> [Goal of the exercise]:
Locate each line below that includes "What" and reproduce it.

Raw records
start

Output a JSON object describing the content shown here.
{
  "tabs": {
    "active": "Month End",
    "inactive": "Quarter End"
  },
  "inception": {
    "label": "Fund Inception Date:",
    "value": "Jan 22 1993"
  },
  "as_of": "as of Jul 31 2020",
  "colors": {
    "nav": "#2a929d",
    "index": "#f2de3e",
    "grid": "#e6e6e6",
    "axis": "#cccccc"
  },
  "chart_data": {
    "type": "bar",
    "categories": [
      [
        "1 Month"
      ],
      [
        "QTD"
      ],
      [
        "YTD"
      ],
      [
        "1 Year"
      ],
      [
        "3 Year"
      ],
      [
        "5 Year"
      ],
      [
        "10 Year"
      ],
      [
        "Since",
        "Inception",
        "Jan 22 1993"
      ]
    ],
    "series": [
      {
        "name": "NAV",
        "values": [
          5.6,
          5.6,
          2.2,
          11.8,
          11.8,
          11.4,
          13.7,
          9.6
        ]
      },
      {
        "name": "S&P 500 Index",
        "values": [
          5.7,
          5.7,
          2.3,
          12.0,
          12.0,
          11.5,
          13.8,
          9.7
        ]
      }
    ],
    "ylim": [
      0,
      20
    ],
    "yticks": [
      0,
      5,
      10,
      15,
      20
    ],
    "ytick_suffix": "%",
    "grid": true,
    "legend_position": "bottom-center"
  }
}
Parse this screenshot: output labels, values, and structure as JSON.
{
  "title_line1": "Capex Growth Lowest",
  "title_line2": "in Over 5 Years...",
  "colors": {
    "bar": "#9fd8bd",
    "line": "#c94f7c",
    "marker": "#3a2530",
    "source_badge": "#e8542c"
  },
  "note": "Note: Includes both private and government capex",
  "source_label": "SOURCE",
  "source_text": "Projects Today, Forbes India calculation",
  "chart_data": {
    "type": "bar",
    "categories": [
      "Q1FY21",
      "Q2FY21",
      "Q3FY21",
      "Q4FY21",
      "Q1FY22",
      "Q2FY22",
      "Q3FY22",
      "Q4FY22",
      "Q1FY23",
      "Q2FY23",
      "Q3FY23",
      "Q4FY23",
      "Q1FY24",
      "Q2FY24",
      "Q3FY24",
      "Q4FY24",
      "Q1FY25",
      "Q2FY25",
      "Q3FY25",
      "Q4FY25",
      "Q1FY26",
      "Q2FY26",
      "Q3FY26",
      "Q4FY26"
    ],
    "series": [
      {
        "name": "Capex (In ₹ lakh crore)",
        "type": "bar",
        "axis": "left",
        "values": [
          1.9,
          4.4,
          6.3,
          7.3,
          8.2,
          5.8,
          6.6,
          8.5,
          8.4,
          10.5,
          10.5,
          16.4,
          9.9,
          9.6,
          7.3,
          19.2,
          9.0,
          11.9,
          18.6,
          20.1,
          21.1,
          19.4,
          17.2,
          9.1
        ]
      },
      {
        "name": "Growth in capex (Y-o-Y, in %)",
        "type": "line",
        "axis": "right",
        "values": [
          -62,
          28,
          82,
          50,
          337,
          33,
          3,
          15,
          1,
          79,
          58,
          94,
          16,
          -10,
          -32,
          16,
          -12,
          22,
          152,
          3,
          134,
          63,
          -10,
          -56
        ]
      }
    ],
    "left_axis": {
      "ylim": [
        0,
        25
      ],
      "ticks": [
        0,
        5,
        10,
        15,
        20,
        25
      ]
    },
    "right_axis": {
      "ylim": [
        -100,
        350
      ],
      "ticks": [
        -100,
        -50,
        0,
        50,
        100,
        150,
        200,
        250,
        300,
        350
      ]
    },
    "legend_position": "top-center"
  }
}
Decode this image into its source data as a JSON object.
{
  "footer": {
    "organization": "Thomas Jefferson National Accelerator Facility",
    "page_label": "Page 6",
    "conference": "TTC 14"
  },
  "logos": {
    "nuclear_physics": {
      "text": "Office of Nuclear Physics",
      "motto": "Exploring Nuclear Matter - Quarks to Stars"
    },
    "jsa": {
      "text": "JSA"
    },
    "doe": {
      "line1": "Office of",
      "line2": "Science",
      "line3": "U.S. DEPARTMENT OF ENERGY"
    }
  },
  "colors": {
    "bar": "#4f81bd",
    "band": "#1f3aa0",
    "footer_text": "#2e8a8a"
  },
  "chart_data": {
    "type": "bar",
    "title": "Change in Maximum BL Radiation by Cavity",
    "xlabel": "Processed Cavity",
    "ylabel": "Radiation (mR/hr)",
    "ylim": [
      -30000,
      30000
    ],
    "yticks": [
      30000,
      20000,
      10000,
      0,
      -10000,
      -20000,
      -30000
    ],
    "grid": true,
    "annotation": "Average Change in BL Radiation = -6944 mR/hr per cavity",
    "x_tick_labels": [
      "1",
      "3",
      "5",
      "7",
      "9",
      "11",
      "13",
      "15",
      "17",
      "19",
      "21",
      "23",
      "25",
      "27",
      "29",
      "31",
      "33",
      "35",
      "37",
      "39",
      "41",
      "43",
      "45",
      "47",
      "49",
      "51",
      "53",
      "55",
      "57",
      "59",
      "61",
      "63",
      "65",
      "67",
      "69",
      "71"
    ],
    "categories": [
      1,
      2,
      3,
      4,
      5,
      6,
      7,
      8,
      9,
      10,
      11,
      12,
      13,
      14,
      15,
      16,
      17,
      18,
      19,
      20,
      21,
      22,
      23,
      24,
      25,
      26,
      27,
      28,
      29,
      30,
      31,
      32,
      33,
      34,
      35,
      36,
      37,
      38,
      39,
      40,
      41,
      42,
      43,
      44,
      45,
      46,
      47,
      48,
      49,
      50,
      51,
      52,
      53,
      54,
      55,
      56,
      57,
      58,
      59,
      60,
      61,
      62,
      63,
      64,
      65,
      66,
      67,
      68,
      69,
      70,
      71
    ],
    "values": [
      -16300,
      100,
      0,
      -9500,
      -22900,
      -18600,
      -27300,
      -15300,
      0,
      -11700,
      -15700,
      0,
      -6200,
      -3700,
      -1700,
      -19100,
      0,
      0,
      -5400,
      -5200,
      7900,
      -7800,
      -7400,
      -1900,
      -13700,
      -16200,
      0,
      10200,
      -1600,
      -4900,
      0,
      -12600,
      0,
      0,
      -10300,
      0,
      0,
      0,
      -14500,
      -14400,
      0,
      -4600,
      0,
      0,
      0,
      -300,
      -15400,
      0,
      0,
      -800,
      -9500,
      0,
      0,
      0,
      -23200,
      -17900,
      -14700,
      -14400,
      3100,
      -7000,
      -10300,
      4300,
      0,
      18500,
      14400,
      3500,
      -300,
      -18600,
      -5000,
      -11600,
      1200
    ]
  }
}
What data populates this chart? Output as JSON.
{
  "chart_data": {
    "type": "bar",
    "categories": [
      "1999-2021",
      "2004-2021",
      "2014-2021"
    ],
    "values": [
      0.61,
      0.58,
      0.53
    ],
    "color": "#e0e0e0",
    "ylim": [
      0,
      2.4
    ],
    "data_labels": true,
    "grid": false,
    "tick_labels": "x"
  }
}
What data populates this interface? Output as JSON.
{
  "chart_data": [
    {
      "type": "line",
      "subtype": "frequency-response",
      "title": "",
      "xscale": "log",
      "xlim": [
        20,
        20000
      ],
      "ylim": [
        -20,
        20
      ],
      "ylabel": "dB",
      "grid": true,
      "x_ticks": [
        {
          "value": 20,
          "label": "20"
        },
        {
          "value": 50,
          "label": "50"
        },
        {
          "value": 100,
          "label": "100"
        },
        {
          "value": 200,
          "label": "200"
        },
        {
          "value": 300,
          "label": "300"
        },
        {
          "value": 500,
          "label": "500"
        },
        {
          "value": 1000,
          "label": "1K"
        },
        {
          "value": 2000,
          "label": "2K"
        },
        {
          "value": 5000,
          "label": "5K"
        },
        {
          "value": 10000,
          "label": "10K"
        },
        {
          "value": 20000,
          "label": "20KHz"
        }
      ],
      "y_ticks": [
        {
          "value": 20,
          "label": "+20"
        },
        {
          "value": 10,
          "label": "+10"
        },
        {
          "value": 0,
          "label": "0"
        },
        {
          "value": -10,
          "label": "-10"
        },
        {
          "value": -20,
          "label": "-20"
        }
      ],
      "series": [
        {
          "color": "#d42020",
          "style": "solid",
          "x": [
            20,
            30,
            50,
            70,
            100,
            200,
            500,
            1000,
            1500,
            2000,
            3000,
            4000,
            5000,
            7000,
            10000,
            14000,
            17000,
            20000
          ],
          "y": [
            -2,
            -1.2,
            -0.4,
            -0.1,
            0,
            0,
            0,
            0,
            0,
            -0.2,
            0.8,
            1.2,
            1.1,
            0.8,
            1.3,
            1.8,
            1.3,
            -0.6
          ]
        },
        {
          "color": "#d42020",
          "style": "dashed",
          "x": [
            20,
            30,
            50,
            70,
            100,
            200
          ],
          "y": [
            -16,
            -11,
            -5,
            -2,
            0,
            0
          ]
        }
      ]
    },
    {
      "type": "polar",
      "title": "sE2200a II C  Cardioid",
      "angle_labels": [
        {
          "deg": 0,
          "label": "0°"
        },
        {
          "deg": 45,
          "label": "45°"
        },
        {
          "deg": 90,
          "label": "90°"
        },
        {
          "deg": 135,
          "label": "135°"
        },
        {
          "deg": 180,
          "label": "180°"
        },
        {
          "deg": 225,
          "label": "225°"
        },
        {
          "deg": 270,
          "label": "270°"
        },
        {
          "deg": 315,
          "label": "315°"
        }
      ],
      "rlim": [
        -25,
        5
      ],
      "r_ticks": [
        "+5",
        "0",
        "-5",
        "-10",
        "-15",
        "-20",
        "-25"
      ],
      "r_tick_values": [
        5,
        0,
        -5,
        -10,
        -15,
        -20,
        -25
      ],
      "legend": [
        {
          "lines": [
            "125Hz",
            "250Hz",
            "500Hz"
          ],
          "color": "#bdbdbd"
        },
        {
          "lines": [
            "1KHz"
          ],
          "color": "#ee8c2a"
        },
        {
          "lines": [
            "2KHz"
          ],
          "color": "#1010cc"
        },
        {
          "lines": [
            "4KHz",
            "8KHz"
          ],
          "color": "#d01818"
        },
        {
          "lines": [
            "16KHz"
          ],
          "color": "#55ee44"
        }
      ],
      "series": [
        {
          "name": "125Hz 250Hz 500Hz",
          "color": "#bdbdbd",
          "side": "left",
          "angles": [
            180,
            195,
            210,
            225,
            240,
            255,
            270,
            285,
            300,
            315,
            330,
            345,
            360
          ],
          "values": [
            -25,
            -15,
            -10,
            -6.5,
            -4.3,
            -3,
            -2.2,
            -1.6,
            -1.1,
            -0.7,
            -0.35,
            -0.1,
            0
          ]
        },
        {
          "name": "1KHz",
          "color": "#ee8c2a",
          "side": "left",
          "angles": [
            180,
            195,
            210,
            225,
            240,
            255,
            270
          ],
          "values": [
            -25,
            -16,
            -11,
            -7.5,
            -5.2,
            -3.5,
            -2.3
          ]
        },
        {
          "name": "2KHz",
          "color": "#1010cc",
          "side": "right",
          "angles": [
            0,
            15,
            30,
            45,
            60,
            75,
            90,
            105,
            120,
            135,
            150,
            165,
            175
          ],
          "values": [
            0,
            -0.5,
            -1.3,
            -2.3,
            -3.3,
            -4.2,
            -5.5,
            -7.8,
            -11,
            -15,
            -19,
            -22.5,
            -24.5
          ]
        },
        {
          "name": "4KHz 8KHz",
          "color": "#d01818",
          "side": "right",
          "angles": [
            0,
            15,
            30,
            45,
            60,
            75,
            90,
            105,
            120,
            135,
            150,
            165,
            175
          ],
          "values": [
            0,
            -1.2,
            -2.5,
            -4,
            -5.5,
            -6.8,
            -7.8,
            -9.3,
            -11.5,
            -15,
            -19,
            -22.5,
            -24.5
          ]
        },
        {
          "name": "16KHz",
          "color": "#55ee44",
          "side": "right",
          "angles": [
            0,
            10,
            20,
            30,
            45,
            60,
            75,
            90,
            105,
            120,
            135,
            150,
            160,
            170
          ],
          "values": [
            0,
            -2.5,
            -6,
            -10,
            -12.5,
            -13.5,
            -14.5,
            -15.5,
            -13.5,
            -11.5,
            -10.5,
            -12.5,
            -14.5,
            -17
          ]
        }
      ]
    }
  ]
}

end

> [Response to this exercise]:
What data populates this chart? Output as JSON.
What data populates this interface? Output as JSON.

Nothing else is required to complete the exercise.